### Directions for this task
Transcribe the records that follow. Keep every word exactly, and drop the pictures.

[Data records]

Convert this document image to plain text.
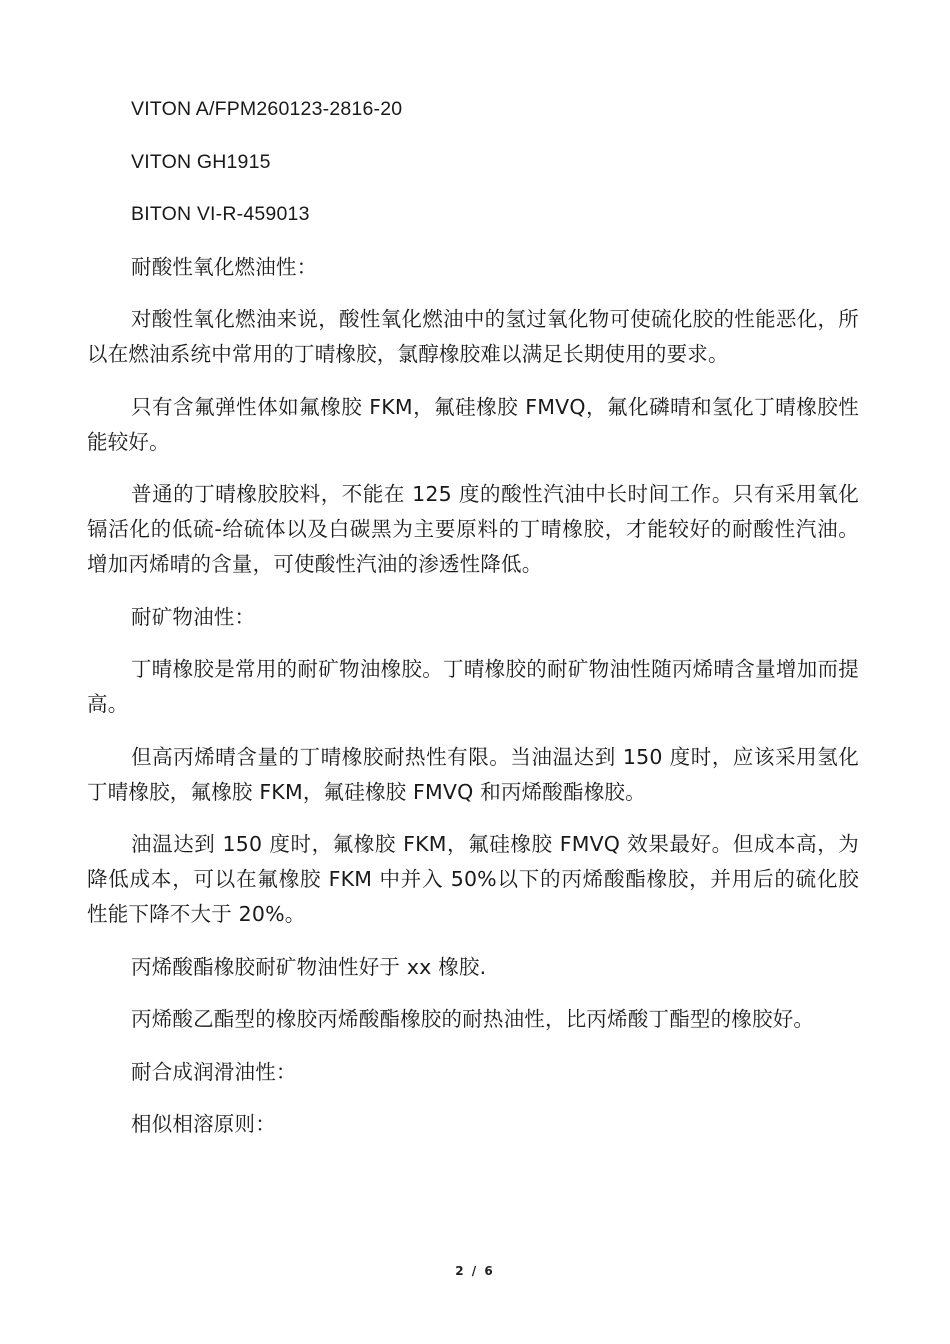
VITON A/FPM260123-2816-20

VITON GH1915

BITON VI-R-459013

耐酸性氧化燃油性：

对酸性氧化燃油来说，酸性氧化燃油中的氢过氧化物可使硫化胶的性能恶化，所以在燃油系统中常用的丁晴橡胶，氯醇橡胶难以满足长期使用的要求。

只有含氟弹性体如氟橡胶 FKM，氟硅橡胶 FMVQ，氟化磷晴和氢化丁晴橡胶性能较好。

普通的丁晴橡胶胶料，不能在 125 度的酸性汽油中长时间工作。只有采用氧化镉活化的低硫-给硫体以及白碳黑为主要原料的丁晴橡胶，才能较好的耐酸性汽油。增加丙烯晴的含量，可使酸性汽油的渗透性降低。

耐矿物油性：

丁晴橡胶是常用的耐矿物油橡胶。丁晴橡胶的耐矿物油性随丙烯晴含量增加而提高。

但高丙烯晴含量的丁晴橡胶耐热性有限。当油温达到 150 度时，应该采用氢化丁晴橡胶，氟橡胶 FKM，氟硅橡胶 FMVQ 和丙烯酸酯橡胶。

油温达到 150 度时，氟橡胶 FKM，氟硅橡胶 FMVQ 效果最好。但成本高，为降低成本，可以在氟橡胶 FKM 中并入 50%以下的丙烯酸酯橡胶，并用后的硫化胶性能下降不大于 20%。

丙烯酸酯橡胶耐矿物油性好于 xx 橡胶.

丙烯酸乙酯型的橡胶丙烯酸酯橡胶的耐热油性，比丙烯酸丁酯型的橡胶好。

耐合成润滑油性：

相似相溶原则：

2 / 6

### In response
Convert this document image to plain text.
VITON A/FPM260123-2816-20

VITON GH1915

BITON VI-R-459013

耐酸性氧化燃油性：

对酸性氧化燃油来说，酸性氧化燃油中的氢过氧化物可使硫化胶的性能恶化，所以在燃油系统中常用的丁晴橡胶，氯醇橡胶难以满足长期使用的要求。

只有含氟弹性体如氟橡胶 FKM，氟硅橡胶 FMVQ，氟化磷晴和氢化丁晴橡胶性能较好。

普通的丁晴橡胶胶料，不能在 125 度的酸性汽油中长时间工作。只有采用氧化镉活化的低硫-给硫体以及白碳黑为主要原料的丁晴橡胶，才能较好的耐酸性汽油。增加丙烯晴的含量，可使酸性汽油的渗透性降低。

耐矿物油性：

丁晴橡胶是常用的耐矿物油橡胶。丁晴橡胶的耐矿物油性随丙烯晴含量增加而提高。

但高丙烯晴含量的丁晴橡胶耐热性有限。当油温达到 150 度时，应该采用氢化丁晴橡胶，氟橡胶 FKM，氟硅橡胶 FMVQ 和丙烯酸酯橡胶。

油温达到 150 度时，氟橡胶 FKM，氟硅橡胶 FMVQ 效果最好。但成本高，为降低成本，可以在氟橡胶 FKM 中并入 50%以下的丙烯酸酯橡胶，并用后的硫化胶性能下降不大于 20%。

丙烯酸酯橡胶耐矿物油性好于 xx 橡胶.

丙烯酸乙酯型的橡胶丙烯酸酯橡胶的耐热油性，比丙烯酸丁酯型的橡胶好。

耐合成润滑油性：

相似相溶原则：

2 / 6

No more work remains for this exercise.